| WHAT YOU WILL DO |
Pull out every line below containing the word "handle".

| PROVIDED RECORDS |
(begin)

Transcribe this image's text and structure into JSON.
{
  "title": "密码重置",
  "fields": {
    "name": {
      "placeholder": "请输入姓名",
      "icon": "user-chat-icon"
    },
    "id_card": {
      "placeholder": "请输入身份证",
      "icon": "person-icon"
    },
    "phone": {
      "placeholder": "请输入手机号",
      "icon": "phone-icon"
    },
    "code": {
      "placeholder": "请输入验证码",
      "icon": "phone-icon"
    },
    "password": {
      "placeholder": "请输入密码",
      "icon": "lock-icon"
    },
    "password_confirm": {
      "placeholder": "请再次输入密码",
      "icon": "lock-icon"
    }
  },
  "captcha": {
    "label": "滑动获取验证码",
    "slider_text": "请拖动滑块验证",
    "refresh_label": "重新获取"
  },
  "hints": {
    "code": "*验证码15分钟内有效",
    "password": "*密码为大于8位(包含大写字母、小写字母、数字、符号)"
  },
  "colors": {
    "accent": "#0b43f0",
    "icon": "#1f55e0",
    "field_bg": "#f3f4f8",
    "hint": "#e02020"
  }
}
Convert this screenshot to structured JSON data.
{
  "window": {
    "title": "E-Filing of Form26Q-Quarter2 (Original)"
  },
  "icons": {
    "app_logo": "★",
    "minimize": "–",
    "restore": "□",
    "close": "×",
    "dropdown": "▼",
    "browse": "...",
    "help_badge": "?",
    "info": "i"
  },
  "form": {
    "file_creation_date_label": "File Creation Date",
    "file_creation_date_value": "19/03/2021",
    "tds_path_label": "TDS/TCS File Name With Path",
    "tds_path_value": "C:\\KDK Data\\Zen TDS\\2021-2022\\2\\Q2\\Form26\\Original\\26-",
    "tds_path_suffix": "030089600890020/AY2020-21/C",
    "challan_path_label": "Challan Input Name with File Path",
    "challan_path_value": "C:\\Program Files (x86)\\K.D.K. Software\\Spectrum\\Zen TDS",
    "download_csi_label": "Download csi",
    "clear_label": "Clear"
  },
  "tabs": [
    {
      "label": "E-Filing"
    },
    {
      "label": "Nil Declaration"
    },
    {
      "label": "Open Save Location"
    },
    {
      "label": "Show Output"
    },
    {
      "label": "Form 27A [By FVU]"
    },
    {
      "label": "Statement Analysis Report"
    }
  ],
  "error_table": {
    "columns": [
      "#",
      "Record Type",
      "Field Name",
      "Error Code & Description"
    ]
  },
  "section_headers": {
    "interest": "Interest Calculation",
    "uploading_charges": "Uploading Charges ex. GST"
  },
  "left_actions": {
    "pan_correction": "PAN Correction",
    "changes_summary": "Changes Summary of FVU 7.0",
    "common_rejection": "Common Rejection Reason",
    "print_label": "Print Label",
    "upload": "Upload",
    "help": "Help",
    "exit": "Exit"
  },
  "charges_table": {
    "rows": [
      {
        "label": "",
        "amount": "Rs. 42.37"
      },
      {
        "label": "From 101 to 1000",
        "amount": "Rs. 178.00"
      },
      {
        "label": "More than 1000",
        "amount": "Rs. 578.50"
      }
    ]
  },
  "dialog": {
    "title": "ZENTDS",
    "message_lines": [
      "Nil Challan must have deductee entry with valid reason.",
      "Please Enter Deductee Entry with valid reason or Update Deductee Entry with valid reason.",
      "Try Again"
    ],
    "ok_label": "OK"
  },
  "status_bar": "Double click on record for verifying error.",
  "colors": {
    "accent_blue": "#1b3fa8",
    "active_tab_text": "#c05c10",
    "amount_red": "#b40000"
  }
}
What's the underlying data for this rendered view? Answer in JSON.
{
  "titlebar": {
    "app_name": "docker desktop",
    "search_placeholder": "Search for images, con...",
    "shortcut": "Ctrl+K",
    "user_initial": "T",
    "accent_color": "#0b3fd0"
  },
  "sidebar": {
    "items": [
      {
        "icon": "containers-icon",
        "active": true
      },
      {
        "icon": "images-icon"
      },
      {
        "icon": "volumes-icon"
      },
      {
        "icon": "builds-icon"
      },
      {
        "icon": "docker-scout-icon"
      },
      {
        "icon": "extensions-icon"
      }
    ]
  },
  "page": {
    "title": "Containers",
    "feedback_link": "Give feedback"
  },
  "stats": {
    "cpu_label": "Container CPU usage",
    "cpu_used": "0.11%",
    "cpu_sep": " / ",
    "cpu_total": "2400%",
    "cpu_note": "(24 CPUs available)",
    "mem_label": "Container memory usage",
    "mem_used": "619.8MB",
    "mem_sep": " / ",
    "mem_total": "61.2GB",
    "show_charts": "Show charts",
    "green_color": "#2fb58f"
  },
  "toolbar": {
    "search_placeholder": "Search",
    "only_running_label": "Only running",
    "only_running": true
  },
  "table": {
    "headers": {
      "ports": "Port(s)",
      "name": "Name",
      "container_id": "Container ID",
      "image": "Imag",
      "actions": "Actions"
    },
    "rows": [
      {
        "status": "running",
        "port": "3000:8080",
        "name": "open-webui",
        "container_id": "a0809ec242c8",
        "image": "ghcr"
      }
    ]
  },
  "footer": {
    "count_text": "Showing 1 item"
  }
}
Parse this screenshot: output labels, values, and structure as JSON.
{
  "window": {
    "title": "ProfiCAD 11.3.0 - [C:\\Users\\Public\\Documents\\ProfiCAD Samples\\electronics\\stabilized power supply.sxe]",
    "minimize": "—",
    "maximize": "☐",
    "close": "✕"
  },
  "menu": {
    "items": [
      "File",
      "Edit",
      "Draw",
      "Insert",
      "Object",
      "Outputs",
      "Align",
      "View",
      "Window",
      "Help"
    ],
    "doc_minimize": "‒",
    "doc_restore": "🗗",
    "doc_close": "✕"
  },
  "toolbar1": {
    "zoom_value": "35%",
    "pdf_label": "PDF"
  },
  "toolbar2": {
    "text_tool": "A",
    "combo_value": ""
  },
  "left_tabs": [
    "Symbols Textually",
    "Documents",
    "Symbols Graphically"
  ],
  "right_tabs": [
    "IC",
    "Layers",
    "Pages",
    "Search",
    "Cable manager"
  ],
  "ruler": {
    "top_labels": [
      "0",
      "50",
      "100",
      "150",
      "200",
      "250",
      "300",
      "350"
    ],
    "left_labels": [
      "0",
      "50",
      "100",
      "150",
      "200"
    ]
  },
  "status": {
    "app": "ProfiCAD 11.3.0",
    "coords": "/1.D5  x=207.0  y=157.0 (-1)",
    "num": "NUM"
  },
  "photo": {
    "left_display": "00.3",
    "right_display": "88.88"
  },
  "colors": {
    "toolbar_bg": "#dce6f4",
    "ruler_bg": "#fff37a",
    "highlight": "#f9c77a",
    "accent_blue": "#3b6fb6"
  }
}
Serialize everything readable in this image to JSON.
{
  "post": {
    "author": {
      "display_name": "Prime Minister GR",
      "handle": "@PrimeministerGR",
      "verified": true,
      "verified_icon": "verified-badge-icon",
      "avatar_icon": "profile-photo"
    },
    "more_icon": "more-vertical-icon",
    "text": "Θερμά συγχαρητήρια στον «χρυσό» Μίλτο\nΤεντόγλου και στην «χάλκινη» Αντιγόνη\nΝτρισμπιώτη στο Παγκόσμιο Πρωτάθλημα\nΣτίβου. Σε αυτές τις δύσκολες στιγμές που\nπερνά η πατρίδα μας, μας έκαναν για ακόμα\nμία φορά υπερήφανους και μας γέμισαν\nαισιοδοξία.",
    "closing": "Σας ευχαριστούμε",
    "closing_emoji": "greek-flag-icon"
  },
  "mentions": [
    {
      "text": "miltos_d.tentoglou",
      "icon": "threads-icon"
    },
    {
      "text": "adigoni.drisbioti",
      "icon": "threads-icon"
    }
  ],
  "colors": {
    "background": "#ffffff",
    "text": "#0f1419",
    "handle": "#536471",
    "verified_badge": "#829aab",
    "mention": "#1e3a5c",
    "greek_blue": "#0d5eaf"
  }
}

(end)

| TASK RESPONSE |
      "handle": "@PrimeministerGR",
    "handle": "#536471",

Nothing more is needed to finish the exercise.